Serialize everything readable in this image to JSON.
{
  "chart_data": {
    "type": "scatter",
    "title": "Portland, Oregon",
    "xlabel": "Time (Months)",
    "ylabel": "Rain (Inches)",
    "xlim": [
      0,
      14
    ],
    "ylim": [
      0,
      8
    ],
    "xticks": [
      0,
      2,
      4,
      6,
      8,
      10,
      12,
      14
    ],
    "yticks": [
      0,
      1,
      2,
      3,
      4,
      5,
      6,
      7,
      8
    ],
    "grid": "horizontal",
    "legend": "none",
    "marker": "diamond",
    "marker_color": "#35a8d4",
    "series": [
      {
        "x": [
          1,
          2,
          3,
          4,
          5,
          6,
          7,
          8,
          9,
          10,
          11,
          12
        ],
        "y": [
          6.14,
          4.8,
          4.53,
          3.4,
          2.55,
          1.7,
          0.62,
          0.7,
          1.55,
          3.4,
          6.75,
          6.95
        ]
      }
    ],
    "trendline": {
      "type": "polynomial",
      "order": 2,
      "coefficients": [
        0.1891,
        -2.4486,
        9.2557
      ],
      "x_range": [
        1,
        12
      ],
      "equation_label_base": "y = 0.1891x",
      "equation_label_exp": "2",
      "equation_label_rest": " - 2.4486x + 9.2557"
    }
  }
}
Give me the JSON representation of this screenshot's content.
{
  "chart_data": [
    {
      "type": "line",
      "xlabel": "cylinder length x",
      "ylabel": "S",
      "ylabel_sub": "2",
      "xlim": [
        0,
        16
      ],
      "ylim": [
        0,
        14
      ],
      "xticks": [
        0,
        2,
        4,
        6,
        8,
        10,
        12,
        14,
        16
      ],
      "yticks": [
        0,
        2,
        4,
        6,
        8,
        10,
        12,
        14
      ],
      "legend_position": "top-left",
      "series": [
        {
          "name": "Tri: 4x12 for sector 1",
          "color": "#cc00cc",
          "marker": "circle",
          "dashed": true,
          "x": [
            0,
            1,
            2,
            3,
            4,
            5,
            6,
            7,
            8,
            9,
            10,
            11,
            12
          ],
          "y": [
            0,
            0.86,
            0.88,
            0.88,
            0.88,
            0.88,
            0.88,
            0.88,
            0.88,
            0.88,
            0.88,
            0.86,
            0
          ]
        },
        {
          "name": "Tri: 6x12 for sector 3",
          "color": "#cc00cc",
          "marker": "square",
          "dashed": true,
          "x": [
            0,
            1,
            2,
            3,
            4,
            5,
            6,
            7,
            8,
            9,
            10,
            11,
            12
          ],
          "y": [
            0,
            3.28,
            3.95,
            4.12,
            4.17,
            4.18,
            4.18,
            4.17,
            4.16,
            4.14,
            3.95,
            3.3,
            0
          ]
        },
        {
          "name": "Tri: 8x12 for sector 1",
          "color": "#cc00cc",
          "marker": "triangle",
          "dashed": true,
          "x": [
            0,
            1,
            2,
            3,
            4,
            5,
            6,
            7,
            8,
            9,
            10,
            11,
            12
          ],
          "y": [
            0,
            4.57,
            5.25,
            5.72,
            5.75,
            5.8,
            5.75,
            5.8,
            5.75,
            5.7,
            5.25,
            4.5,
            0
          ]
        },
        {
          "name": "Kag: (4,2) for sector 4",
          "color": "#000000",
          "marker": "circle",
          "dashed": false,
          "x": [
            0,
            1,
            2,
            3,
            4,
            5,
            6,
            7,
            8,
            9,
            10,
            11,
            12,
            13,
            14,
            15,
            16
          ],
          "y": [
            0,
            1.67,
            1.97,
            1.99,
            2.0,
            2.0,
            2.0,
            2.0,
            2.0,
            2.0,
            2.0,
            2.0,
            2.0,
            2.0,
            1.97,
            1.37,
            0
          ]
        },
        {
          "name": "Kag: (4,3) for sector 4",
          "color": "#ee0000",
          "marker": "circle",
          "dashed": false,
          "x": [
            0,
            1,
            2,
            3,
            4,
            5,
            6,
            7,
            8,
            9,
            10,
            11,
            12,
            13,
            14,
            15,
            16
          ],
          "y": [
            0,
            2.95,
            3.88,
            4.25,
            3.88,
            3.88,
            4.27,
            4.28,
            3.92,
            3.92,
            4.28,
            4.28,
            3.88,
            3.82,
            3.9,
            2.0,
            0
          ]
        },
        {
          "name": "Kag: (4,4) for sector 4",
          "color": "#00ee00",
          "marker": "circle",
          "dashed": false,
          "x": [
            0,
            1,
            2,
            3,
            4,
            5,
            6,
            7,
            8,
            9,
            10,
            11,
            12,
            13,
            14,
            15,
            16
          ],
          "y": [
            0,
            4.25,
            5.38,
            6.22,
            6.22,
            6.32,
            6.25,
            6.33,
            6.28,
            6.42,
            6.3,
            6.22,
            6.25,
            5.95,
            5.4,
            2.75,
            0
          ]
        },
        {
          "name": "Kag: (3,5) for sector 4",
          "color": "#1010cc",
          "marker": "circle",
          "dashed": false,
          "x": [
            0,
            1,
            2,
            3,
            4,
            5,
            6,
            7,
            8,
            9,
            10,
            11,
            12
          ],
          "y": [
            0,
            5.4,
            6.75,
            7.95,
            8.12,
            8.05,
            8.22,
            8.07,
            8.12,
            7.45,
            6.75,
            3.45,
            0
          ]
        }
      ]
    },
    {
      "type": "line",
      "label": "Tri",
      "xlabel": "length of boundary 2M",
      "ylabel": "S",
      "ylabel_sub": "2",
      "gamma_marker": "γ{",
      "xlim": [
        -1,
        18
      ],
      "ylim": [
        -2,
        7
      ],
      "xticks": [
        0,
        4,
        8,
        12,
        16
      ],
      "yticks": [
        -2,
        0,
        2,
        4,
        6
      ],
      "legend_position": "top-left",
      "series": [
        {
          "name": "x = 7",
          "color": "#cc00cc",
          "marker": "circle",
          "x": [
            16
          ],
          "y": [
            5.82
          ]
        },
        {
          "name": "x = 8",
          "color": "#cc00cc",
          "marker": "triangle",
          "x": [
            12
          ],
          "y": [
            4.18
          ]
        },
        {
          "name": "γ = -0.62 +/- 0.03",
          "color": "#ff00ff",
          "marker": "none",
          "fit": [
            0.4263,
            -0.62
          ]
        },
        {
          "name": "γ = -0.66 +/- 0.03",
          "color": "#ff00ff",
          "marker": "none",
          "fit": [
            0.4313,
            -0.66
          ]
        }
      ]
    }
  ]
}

[Task requirements]:
Take every line from the records above that has the word "this" and copy it.

[Output below]:
Serialize everything readable in this image to JSON.
Give me the JSON representation of this screenshot's content.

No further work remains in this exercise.